**Stated task:** Copy each of the entries below faithfully, setting aside any pictures.
# Start of Supplied records
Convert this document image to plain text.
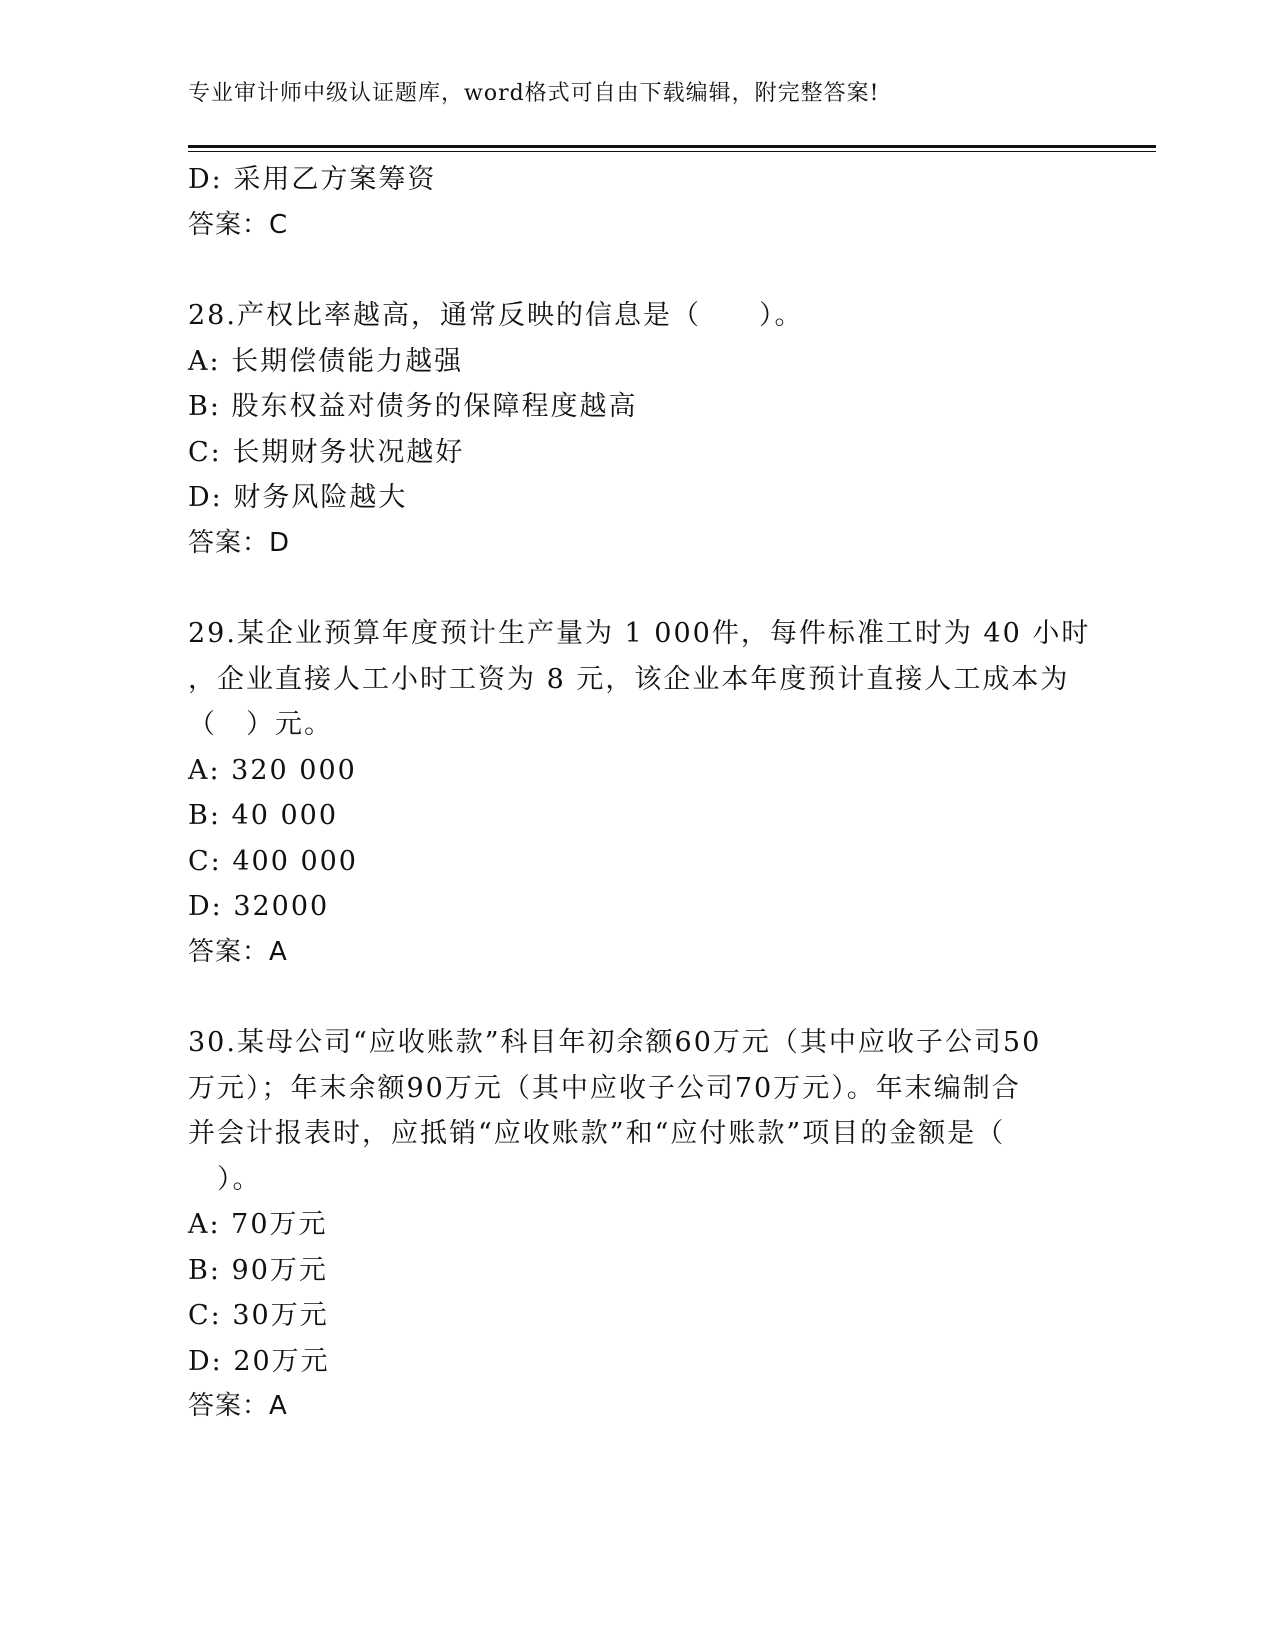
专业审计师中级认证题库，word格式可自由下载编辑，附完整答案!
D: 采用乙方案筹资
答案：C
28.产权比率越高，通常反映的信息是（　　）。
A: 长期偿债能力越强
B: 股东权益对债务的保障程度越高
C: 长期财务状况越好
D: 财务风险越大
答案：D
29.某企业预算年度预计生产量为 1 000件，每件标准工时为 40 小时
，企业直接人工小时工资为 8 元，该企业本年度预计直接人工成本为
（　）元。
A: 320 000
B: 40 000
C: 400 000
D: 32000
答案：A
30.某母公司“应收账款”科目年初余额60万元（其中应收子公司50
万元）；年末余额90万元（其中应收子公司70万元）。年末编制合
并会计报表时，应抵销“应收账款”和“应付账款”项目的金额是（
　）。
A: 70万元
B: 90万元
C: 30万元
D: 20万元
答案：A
# End of Supplied records
**Result of this task:**
Convert this document image to plain text.
专业审计师中级认证题库，word格式可自由下载编辑，附完整答案!
D: 采用乙方案筹资
答案：C
28.产权比率越高，通常反映的信息是（　　）。
A: 长期偿债能力越强
B: 股东权益对债务的保障程度越高
C: 长期财务状况越好
D: 财务风险越大
答案：D
29.某企业预算年度预计生产量为 1 000件，每件标准工时为 40 小时
，企业直接人工小时工资为 8 元，该企业本年度预计直接人工成本为
（　）元。
A: 320 000
B: 40 000
C: 400 000
D: 32000
答案：A
30.某母公司“应收账款”科目年初余额60万元（其中应收子公司50
万元）；年末余额90万元（其中应收子公司70万元）。年末编制合
并会计报表时，应抵销“应收账款”和“应付账款”项目的金额是（
　）。
A: 70万元
B: 90万元
C: 30万元
D: 20万元
答案：A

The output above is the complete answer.